Beneath this task is a listing. State how many of its lines include the string "java", giving nothing but the number.

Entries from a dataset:
——————————

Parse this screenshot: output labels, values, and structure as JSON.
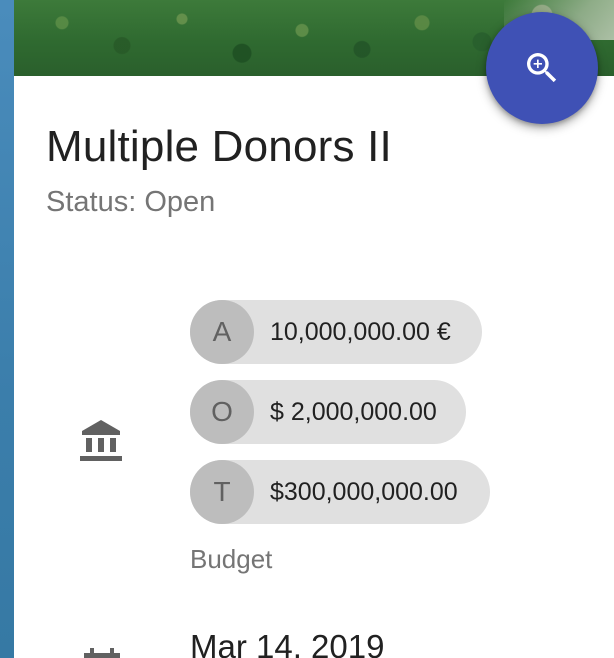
{
  "project": {
    "title": "Multiple Donors II",
    "status": "Status: Open"
  },
  "actions": {
    "zoom_icon": "zoom-in-icon"
  },
  "budget": {
    "icon": "bank-icon",
    "label": "Budget",
    "donors": [
      {
        "initial": "A",
        "amount": "10,000,000.00 €"
      },
      {
        "initial": "O",
        "amount": "$ 2,000,000.00"
      },
      {
        "initial": "T",
        "amount": "$300,000,000.00"
      }
    ]
  },
  "timeline": {
    "icon": "calendar-icon",
    "date": "Mar 14, 2019"
  },
  "colors": {
    "fab": "#3f51b5",
    "chip_bg": "#e0e0e0",
    "chip_avatar": "#bdbdbd",
    "sidebar_edge": "#3d82b0"
  }
}
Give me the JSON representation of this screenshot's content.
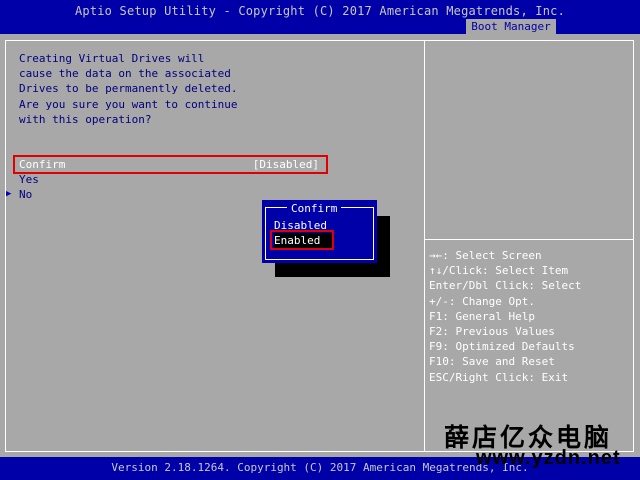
{
  "header": {
    "title": "Aptio Setup Utility - Copyright (C) 2017 American Megatrends, Inc.",
    "active_tab": "Boot Manager"
  },
  "warning_lines": [
    "Creating Virtual Drives will",
    "cause the data on the associated",
    "Drives to be permanently deleted.",
    "Are you sure you want to continue",
    "with this operation?"
  ],
  "menu": {
    "confirm_label": "Confirm",
    "confirm_value": "[Disabled]",
    "yes_label": "Yes",
    "no_label": "No",
    "pointer_icon": "triangle-right"
  },
  "popup": {
    "title": "Confirm",
    "options": [
      "Disabled",
      "Enabled"
    ],
    "highlighted": "Enabled"
  },
  "help_lines": [
    "→←: Select Screen",
    "↑↓/Click: Select Item",
    "Enter/Dbl Click: Select",
    "+/-: Change Opt.",
    "F1: General Help",
    "F2: Previous Values",
    "F9: Optimized Defaults",
    "F10: Save and Reset",
    "ESC/Right Click: Exit"
  ],
  "footer": {
    "version": "Version 2.18.1264. Copyright (C) 2017 American Megatrends, Inc."
  },
  "watermark": {
    "chinese": "薛店亿众电脑",
    "url": "www.yzdn.net"
  },
  "colors": {
    "bios_blue": "#0000a8",
    "panel_gray": "#a8a8a8",
    "highlight_red": "#e00000"
  }
}
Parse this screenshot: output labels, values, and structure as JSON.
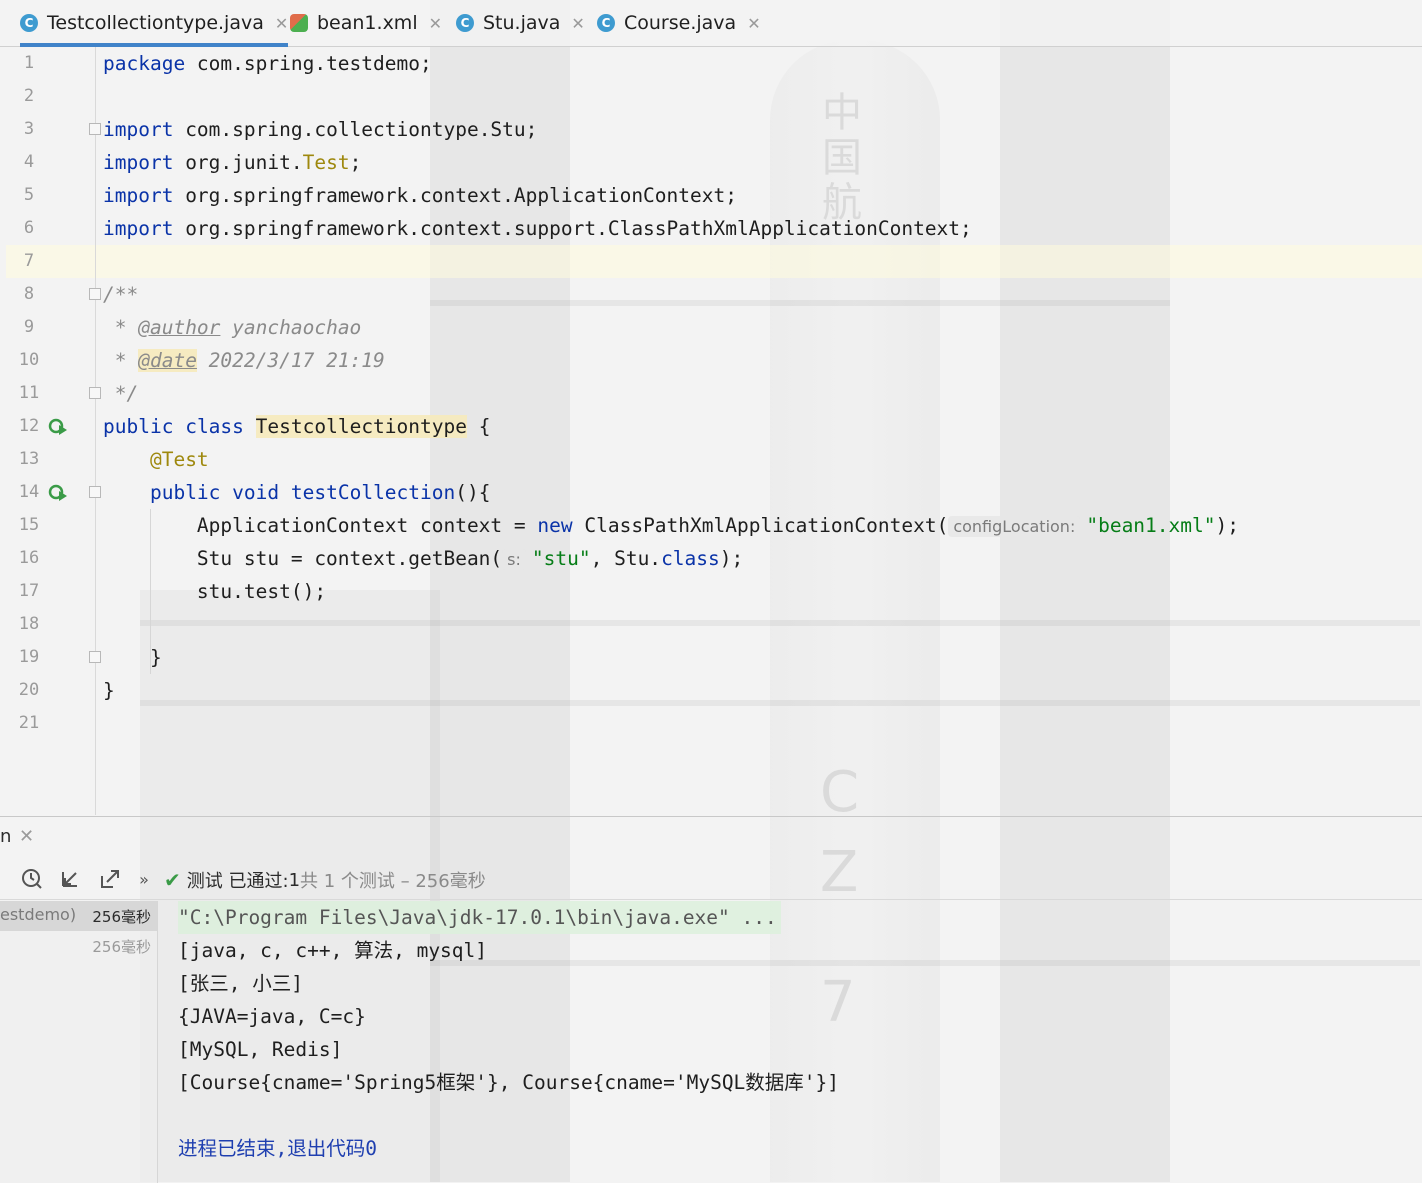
{
  "tabs": [
    {
      "label": "Testcollectiontype.java",
      "icon": "java-class-icon",
      "active": true
    },
    {
      "label": "bean1.xml",
      "icon": "xml-file-icon",
      "active": false
    },
    {
      "label": "Stu.java",
      "icon": "java-class-icon",
      "active": false
    },
    {
      "label": "Course.java",
      "icon": "java-class-icon",
      "active": false
    }
  ],
  "editor": {
    "line_numbers": [
      "1",
      "2",
      "3",
      "4",
      "5",
      "6",
      "7",
      "8",
      "9",
      "10",
      "11",
      "12",
      "13",
      "14",
      "15",
      "16",
      "17",
      "18",
      "19",
      "20",
      "21"
    ],
    "current_line": "7",
    "code": {
      "l1_kw": "package",
      "l1_rest": " com.spring.testdemo;",
      "l3_kw": "import",
      "l3_rest": " com.spring.collectiontype.Stu;",
      "l4_kw": "import",
      "l4_mid": " org.junit.",
      "l4_ann": "Test",
      "l4_end": ";",
      "l5_kw": "import",
      "l5_rest": " org.springframework.context.ApplicationContext;",
      "l6_kw": "import",
      "l6_rest": " org.springframework.context.support.ClassPathXmlApplicationContext;",
      "l8": "/**",
      "l9_star": " * ",
      "l9_tag": "@author",
      "l9_val": " yanchaochao",
      "l10_star": " * ",
      "l10_tag": "@date",
      "l10_val": " 2022/3/17 21:19",
      "l11": " */",
      "l12_kw1": "public",
      "l12_kw2": "class",
      "l12_name": "Testcollectiontype",
      "l12_end": " {",
      "l13_ann": "@Test",
      "l14_kw1": "public",
      "l14_kw2": "void",
      "l14_name": "testCollection",
      "l14_end": "(){",
      "l15_a": "ApplicationContext context = ",
      "l15_new": "new",
      "l15_b": " ClassPathXmlApplicationContext(",
      "l15_hint": "configLocation:",
      "l15_str": "\"bean1.xml\"",
      "l15_end": ");",
      "l16_a": "Stu stu = context.getBean(",
      "l16_hint": "s:",
      "l16_str": "\"stu\"",
      "l16_b": ", Stu.",
      "l16_kw": "class",
      "l16_end": ");",
      "l17": "stu.test();",
      "l19": "}",
      "l20": "}"
    }
  },
  "run_panel": {
    "title": "n",
    "status": {
      "prefix": "测试 已通过: ",
      "count": "1",
      "detail": "共 1 个测试 – 256毫秒"
    },
    "toolbar": [
      "history-icon",
      "collapse-icon",
      "export-icon",
      "more-icon"
    ],
    "tree": [
      {
        "name": "estdemo)",
        "time": "256毫秒",
        "selected": true
      },
      {
        "name": "",
        "time": "256毫秒",
        "selected": false
      }
    ],
    "console": [
      "\"C:\\Program Files\\Java\\jdk-17.0.1\\bin\\java.exe\" ...",
      "[java, c, c++, 算法, mysql]",
      "[张三, 小三]",
      "{JAVA=java, C=c}",
      "[MySQL, Redis]",
      "[Course{cname='Spring5框架'}, Course{cname='MySQL数据库'}]",
      "",
      "进程已结束,退出代码0"
    ]
  },
  "colors": {
    "keyword": "#0a33a8",
    "string": "#067d17",
    "annotation": "#9e880d",
    "comment": "#8a8a8a",
    "pass": "#3a9b47",
    "tab_underline": "#4083c9"
  }
}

——————————

SOLUTION TO THE EXERCISE: 9